Dataset excerpts
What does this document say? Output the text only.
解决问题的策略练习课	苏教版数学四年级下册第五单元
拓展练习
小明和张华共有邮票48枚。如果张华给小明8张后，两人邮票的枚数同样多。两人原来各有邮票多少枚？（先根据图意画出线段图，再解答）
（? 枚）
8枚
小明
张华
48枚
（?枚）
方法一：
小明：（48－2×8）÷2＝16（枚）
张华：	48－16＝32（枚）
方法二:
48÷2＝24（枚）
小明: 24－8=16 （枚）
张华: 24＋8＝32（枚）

Short exercise
Write out the complete set of records exactly as given.

Answer in full
What does this document say? Output the text only.
解决问题的策略练习课	苏教版数学四年级下册第五单元
拓展练习
小明和张华共有邮票48枚。如果张华给小明8张后，两人邮票的枚数同样多。两人原来各有邮票多少枚？（先根据图意画出线段图，再解答）
（? 枚）
8枚
小明
张华
48枚
（?枚）
方法一：
小明：（48－2×8）÷2＝16（枚）
张华：	48－16＝32（枚）
方法二:
48÷2＝24（枚）
小明: 24－8=16 （枚）
张华: 24＋8＝32（枚）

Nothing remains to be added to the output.